- [TASK MATERIAL]:
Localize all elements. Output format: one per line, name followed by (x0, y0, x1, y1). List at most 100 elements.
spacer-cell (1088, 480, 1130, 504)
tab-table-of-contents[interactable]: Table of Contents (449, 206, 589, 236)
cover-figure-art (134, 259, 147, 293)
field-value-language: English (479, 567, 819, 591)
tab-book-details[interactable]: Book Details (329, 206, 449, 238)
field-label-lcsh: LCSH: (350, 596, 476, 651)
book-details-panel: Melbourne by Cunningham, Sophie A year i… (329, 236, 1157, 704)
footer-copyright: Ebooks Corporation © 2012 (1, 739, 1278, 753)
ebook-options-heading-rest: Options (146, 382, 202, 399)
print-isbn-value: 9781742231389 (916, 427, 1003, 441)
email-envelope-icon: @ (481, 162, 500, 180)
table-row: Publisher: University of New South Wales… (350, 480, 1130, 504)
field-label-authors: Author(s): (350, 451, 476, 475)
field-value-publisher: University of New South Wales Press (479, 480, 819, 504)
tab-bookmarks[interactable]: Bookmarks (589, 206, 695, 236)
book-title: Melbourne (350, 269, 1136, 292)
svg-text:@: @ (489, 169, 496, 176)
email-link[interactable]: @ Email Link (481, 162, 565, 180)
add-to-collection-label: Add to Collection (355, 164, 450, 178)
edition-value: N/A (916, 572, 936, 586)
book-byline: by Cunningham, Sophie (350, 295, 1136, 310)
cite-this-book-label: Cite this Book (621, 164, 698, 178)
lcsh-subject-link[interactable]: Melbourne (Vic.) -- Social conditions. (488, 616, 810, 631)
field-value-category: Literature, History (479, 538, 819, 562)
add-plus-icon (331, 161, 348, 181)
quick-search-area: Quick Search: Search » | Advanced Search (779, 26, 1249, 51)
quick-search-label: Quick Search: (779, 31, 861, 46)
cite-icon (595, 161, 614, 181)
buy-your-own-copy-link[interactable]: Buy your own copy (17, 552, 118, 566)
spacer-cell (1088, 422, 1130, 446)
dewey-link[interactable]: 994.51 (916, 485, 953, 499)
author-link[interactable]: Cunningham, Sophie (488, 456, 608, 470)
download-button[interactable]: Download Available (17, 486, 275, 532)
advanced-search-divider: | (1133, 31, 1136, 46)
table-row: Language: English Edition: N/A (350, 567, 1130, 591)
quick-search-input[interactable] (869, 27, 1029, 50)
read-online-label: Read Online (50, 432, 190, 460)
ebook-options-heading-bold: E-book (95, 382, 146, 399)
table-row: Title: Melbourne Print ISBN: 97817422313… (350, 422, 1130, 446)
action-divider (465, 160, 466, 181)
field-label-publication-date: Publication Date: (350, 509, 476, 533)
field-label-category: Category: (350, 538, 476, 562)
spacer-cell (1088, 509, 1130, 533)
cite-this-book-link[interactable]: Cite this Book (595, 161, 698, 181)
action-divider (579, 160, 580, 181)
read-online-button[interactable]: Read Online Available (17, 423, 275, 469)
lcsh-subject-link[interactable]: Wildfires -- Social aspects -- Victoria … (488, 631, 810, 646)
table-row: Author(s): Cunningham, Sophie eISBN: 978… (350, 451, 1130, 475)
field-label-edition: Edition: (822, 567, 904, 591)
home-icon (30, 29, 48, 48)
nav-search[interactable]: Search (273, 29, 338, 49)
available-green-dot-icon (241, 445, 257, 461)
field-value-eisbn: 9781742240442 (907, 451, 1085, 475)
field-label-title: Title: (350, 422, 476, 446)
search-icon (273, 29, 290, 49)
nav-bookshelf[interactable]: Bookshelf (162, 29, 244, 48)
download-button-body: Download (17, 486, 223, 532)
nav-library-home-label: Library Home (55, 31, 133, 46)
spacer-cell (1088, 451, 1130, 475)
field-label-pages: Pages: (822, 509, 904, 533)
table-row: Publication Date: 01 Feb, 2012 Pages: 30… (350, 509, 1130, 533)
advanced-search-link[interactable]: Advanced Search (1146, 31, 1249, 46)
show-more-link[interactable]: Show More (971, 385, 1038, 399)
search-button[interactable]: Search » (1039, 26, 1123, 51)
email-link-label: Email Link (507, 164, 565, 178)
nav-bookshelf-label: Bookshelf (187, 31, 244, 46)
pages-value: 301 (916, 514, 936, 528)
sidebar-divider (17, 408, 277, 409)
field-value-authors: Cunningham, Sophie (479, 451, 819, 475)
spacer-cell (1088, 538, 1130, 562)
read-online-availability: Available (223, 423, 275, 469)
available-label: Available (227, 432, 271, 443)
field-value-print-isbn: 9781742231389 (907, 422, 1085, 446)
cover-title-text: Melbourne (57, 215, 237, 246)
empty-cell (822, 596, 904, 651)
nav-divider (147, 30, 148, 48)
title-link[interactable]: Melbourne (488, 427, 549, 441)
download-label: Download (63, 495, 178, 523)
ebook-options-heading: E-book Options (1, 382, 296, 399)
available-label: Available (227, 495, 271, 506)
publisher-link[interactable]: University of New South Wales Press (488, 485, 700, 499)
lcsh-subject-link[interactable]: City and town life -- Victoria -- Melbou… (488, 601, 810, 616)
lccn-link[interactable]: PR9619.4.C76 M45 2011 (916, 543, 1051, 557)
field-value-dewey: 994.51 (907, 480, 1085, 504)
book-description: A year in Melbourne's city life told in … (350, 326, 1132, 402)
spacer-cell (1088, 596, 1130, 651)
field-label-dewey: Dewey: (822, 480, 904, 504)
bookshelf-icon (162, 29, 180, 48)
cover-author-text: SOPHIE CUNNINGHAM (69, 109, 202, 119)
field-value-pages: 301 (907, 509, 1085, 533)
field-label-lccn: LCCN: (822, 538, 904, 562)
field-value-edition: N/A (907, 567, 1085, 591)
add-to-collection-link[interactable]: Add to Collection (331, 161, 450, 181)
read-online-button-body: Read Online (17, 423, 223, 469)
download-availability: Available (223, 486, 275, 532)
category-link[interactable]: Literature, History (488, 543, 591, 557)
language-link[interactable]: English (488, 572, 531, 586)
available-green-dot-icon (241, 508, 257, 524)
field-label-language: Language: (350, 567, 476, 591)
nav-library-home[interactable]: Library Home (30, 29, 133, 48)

...

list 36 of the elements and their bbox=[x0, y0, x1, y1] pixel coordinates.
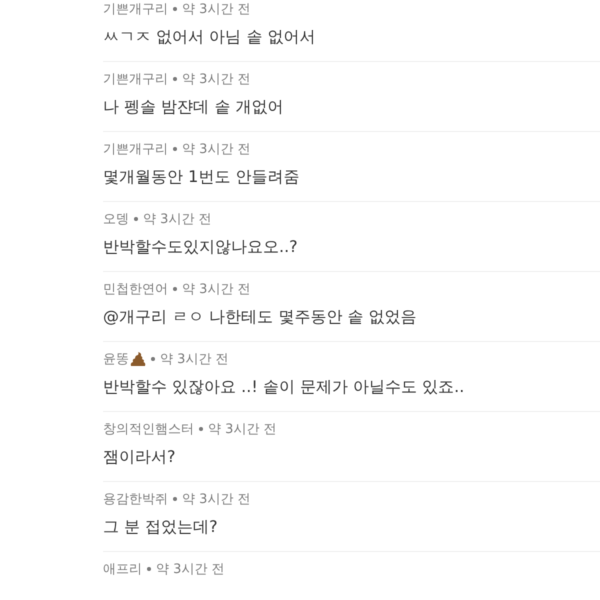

- [YOUR GOAL]: Render every line from the one containing "Localize all elements." down through the one containing "tab-table-of-contents[interactable]: Table of", both included, as a Markdown table. Use a Row column for the row number and a Line column for the line, and skip any blank lines.

- [EXERCISE RESULT]:
| Row | Line |
|---|---|
| 1 | Localize all elements. Output format: one per line, name followed by (x0, y0, x1, y1). List at most 100 elements. |
| 2 | spacer-cell (1088, 480, 1130, 504) |
| 3 | tab-table-of-contents[interactable]: Table of Contents (449, 206, 589, 236) |